— Start —
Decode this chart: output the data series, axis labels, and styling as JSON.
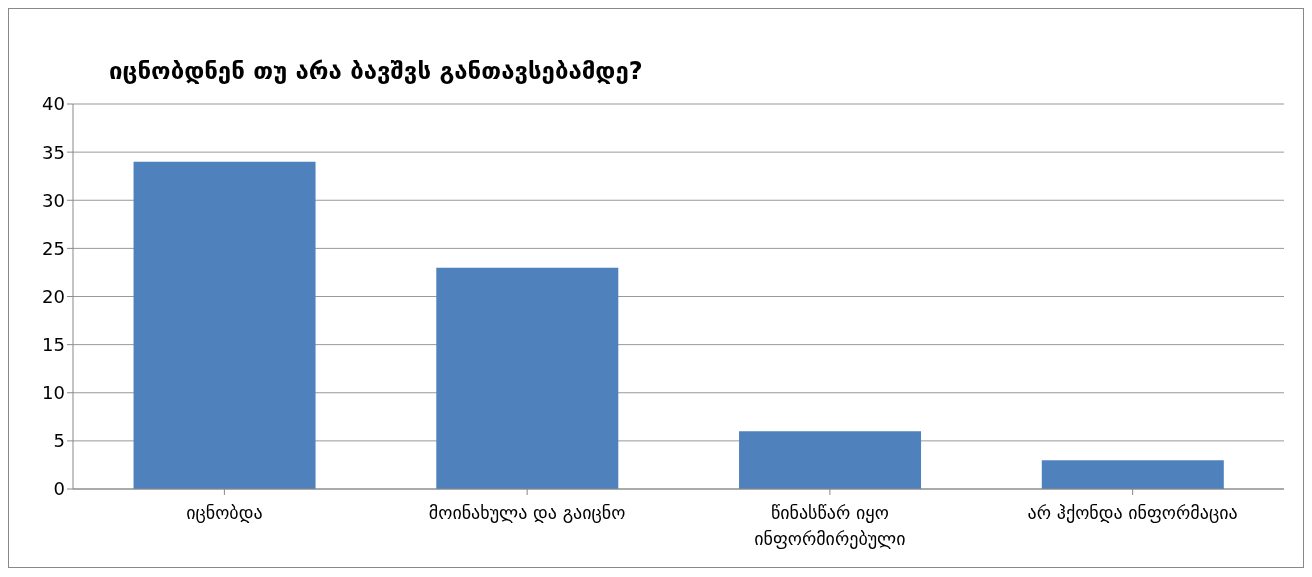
{
  "chart_data": {
    "type": "bar",
    "title": "იცნობდნენ თუ არა ბავშვს განთავსებამდე?",
    "categories": [
      "იცნობდა",
      "მოინახულა და გაიცნო",
      "წინასწარ იყო ინფორმირებული",
      "არ ჰქონდა ინფორმაცია"
    ],
    "values": [
      34,
      23,
      6,
      3
    ],
    "color": "#4f81bd",
    "ylim": [
      0,
      40
    ],
    "yticks": [
      0,
      5,
      10,
      15,
      20,
      25,
      30,
      35,
      40
    ],
    "grid": "y"
  }
}
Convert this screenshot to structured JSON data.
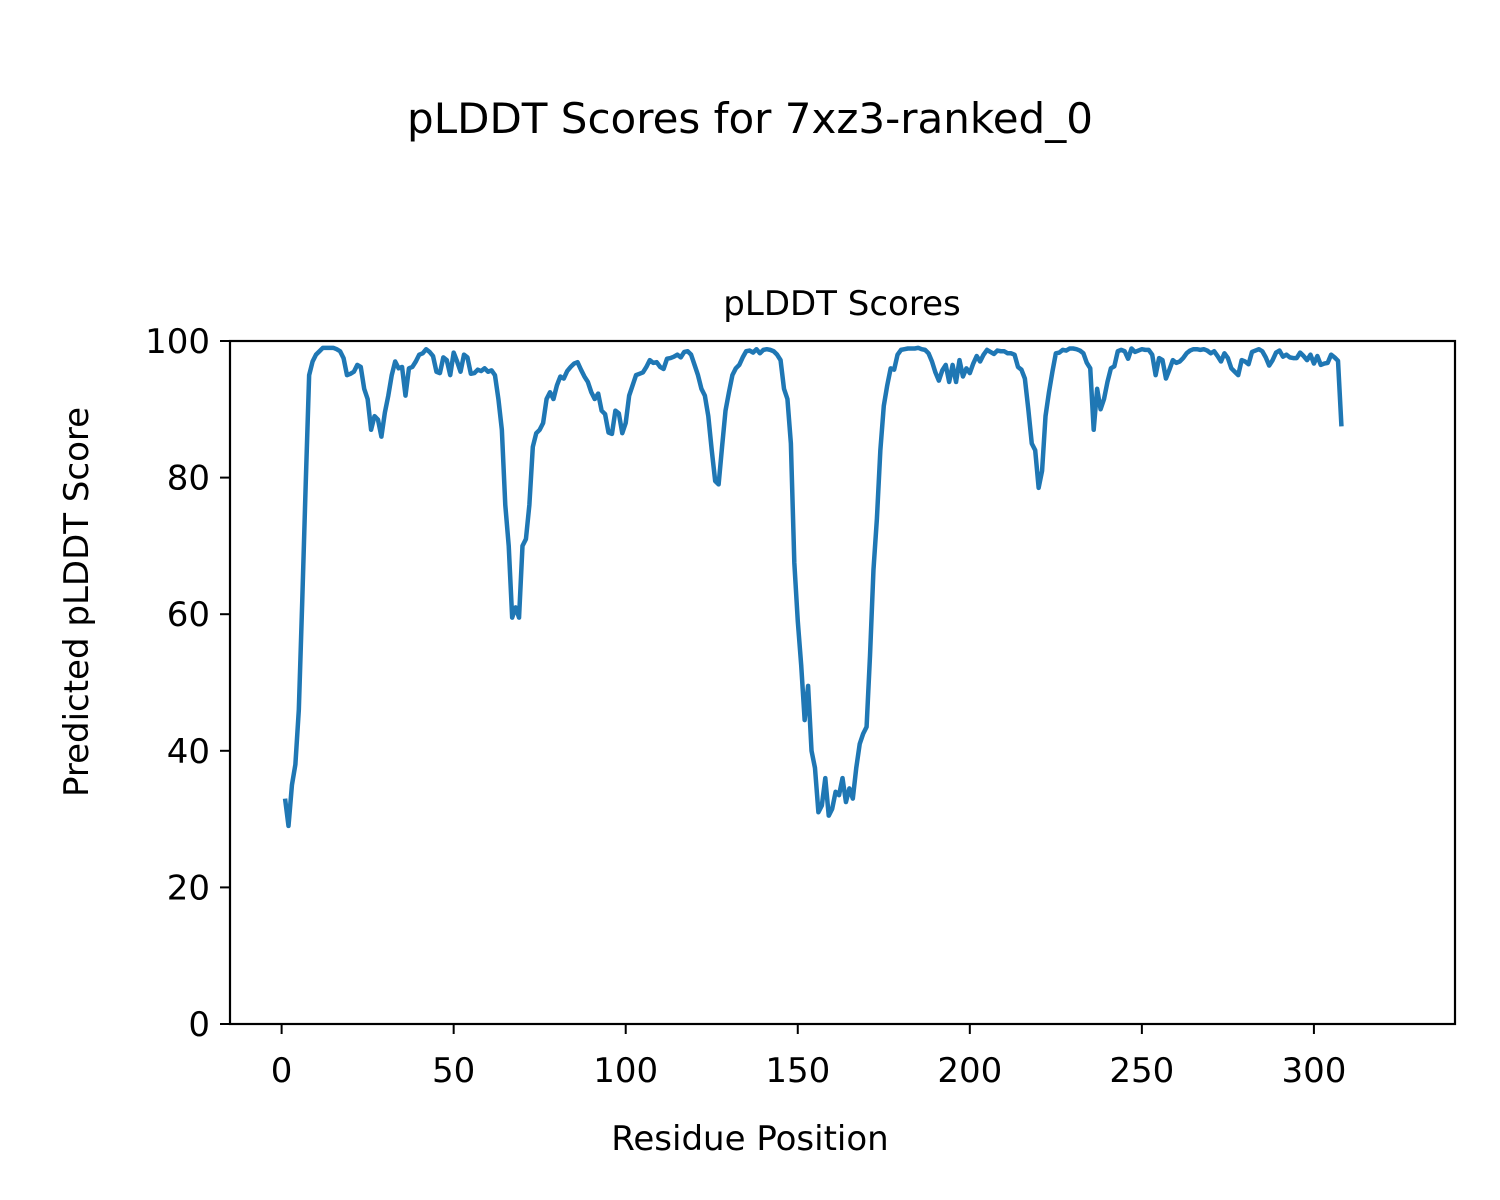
{
  "figure": {
    "suptitle": "pLDDT Scores for 7xz3-ranked_0"
  },
  "chart_data": {
    "type": "line",
    "title": "pLDDT Scores",
    "xlabel": "Residue Position",
    "ylabel": "Predicted pLDDT Score",
    "xlim": [
      -15,
      341
    ],
    "ylim": [
      0,
      100
    ],
    "x_ticks": [
      0,
      50,
      100,
      150,
      200,
      250,
      300
    ],
    "y_ticks": [
      0,
      20,
      40,
      60,
      80,
      100
    ],
    "grid": false,
    "line_color": "#1f77b4",
    "series": [
      {
        "x_start": 1,
        "values": [
          33,
          29,
          35,
          38,
          46,
          62,
          79,
          95,
          97,
          98,
          98.5,
          99,
          99,
          99,
          99,
          98.8,
          98.5,
          97.5,
          95,
          95.2,
          95.5,
          96.5,
          96.2,
          93,
          91.5,
          87,
          89,
          88.5,
          86,
          89.5,
          92,
          95,
          97,
          96,
          96.2,
          92,
          96,
          96.2,
          97,
          98,
          98.2,
          98.8,
          98.4,
          97.8,
          95.5,
          95.3,
          97.6,
          97.2,
          95,
          98.3,
          97,
          95.5,
          98,
          97.6,
          95.2,
          95.3,
          95.8,
          95.6,
          96,
          95.5,
          95.7,
          95,
          91.5,
          87,
          76,
          70,
          59.5,
          61,
          59.5,
          70,
          71,
          76,
          84.5,
          86.5,
          87,
          88,
          91.5,
          92.5,
          91.5,
          93.5,
          94.8,
          94.5,
          95.6,
          96.2,
          96.7,
          96.9,
          95.8,
          94.8,
          94,
          92.5,
          91.5,
          92.3,
          89.8,
          89.3,
          86.6,
          86.4,
          89.8,
          89.4,
          86.5,
          88,
          92,
          93.5,
          95,
          95.2,
          95.4,
          96.2,
          97.2,
          96.8,
          96.9,
          96.2,
          95.9,
          97.4,
          97.5,
          97.7,
          98,
          97.6,
          98.4,
          98.5,
          98,
          96.5,
          95,
          93,
          92,
          89,
          84,
          79.5,
          79,
          84.5,
          89.8,
          92.5,
          95,
          96,
          96.5,
          97.6,
          98.5,
          98.6,
          98.3,
          98.8,
          98.2,
          98.7,
          98.8,
          98.7,
          98.5,
          98,
          97.2,
          93,
          91.5,
          85,
          67.5,
          59,
          52.5,
          44.5,
          49.5,
          40,
          37.5,
          31,
          32,
          36,
          30.5,
          31.5,
          34,
          33.5,
          36,
          32.5,
          34.5,
          33,
          37.5,
          41,
          42.5,
          43.5,
          54,
          66.5,
          74,
          84,
          90.5,
          93.5,
          96,
          95.8,
          98,
          98.7,
          98.8,
          98.9,
          98.9,
          98.9,
          99,
          98.8,
          98.7,
          98.2,
          97,
          95.4,
          94.2,
          95.7,
          96.5,
          94,
          96.5,
          94,
          97.2,
          94.8,
          96,
          95.3,
          96.7,
          97.8,
          97,
          98,
          98.7,
          98.4,
          98.1,
          98.6,
          98.5,
          98.5,
          98.2,
          98.2,
          98,
          96.2,
          95.8,
          94.5,
          90,
          85,
          84,
          78.5,
          81,
          89,
          92.5,
          95.5,
          98.2,
          98.3,
          98.7,
          98.6,
          98.9,
          98.9,
          98.8,
          98.6,
          98.2,
          96.8,
          96,
          87,
          93,
          90,
          91.5,
          94,
          96,
          96.3,
          98.5,
          98.7,
          98.5,
          97.4,
          98.9,
          98.4,
          98.6,
          98.8,
          98.7,
          98.7,
          98,
          95,
          97.5,
          97.2,
          94.5,
          95.8,
          97.2,
          96.8,
          97,
          97.5,
          98.2,
          98.6,
          98.8,
          98.8,
          98.7,
          98.8,
          98.6,
          98.2,
          98.5,
          97.8,
          97,
          98.2,
          97.5,
          96,
          95.5,
          95,
          97.2,
          97,
          96.6,
          98.4,
          98.6,
          98.8,
          98.5,
          97.6,
          96.4,
          97.2,
          98.3,
          98.6,
          97.7,
          98,
          97.6,
          97.5,
          97.5,
          98.3,
          97.8,
          97.2,
          98,
          96.7,
          97.8,
          96.5,
          96.7,
          96.8,
          98,
          97.6,
          97.1,
          87.5
        ]
      }
    ]
  }
}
— End —
WHAT THIS TASK INVOLVES
Restate every record exactly, please; do not copy the pictures.

THE RESPONSE
Decode this chart: output the data series, axis labels, and styling as JSON.
{
  "chart_data": {
    "type": "bar",
    "title": "იცნობდნენ თუ არა ბავშვს განთავსებამდე?",
    "categories": [
      "იცნობდა",
      "მოინახულა და გაიცნო",
      "წინასწარ იყო ინფორმირებული",
      "არ ჰქონდა ინფორმაცია"
    ],
    "values": [
      34,
      23,
      6,
      3
    ],
    "color": "#4f81bd",
    "ylim": [
      0,
      40
    ],
    "yticks": [
      0,
      5,
      10,
      15,
      20,
      25,
      30,
      35,
      40
    ],
    "grid": "y"
  }
}
Convert this screenshot to structured JSON data.
{
  "figure": {
    "suptitle": "pLDDT Scores for 7xz3-ranked_0"
  },
  "chart_data": {
    "type": "line",
    "title": "pLDDT Scores",
    "xlabel": "Residue Position",
    "ylabel": "Predicted pLDDT Score",
    "xlim": [
      -15,
      341
    ],
    "ylim": [
      0,
      100
    ],
    "x_ticks": [
      0,
      50,
      100,
      150,
      200,
      250,
      300
    ],
    "y_ticks": [
      0,
      20,
      40,
      60,
      80,
      100
    ],
    "grid": false,
    "line_color": "#1f77b4",
    "series": [
      {
        "x_start": 1,
        "values": [
          33,
          29,
          35,
          38,
          46,
          62,
          79,
          95,
          97,
          98,
          98.5,
          99,
          99,
          99,
          99,
          98.8,
          98.5,
          97.5,
          95,
          95.2,
          95.5,
          96.5,
          96.2,
          93,
          91.5,
          87,
          89,
          88.5,
          86,
          89.5,
          92,
          95,
          97,
          96,
          96.2,
          92,
          96,
          96.2,
          97,
          98,
          98.2,
          98.8,
          98.4,
          97.8,
          95.5,
          95.3,
          97.6,
          97.2,
          95,
          98.3,
          97,
          95.5,
          98,
          97.6,
          95.2,
          95.3,
          95.8,
          95.6,
          96,
          95.5,
          95.7,
          95,
          91.5,
          87,
          76,
          70,
          59.5,
          61,
          59.5,
          70,
          71,
          76,
          84.5,
          86.5,
          87,
          88,
          91.5,
          92.5,
          91.5,
          93.5,
          94.8,
          94.5,
          95.6,
          96.2,
          96.7,
          96.9,
          95.8,
          94.8,
          94,
          92.5,
          91.5,
          92.3,
          89.8,
          89.3,
          86.6,
          86.4,
          89.8,
          89.4,
          86.5,
          88,
          92,
          93.5,
          95,
          95.2,
          95.4,
          96.2,
          97.2,
          96.8,
          96.9,
          96.2,
          95.9,
          97.4,
          97.5,
          97.7,
          98,
          97.6,
          98.4,
          98.5,
          98,
          96.5,
          95,
          93,
          92,
          89,
          84,
          79.5,
          79,
          84.5,
          89.8,
          92.5,
          95,
          96,
          96.5,
          97.6,
          98.5,
          98.6,
          98.3,
          98.8,
          98.2,
          98.7,
          98.8,
          98.7,
          98.5,
          98,
          97.2,
          93,
          91.5,
          85,
          67.5,
          59,
          52.5,
          44.5,
          49.5,
          40,
          37.5,
          31,
          32,
          36,
          30.5,
          31.5,
          34,
          33.5,
          36,
          32.5,
          34.5,
          33,
          37.5,
          41,
          42.5,
          43.5,
          54,
          66.5,
          74,
          84,
          90.5,
          93.5,
          96,
          95.8,
          98,
          98.7,
          98.8,
          98.9,
          98.9,
          98.9,
          99,
          98.8,
          98.7,
          98.2,
          97,
          95.4,
          94.2,
          95.7,
          96.5,
          94,
          96.5,
          94,
          97.2,
          94.8,
          96,
          95.3,
          96.7,
          97.8,
          97,
          98,
          98.7,
          98.4,
          98.1,
          98.6,
          98.5,
          98.5,
          98.2,
          98.2,
          98,
          96.2,
          95.8,
          94.5,
          90,
          85,
          84,
          78.5,
          81,
          89,
          92.5,
          95.5,
          98.2,
          98.3,
          98.7,
          98.6,
          98.9,
          98.9,
          98.8,
          98.6,
          98.2,
          96.8,
          96,
          87,
          93,
          90,
          91.5,
          94,
          96,
          96.3,
          98.5,
          98.7,
          98.5,
          97.4,
          98.9,
          98.4,
          98.6,
          98.8,
          98.7,
          98.7,
          98,
          95,
          97.5,
          97.2,
          94.5,
          95.8,
          97.2,
          96.8,
          97,
          97.5,
          98.2,
          98.6,
          98.8,
          98.8,
          98.7,
          98.8,
          98.6,
          98.2,
          98.5,
          97.8,
          97,
          98.2,
          97.5,
          96,
          95.5,
          95,
          97.2,
          97,
          96.6,
          98.4,
          98.6,
          98.8,
          98.5,
          97.6,
          96.4,
          97.2,
          98.3,
          98.6,
          97.7,
          98,
          97.6,
          97.5,
          97.5,
          98.3,
          97.8,
          97.2,
          98,
          96.7,
          97.8,
          96.5,
          96.7,
          96.8,
          98,
          97.6,
          97.1,
          87.5
        ]
      }
    ]
  }
}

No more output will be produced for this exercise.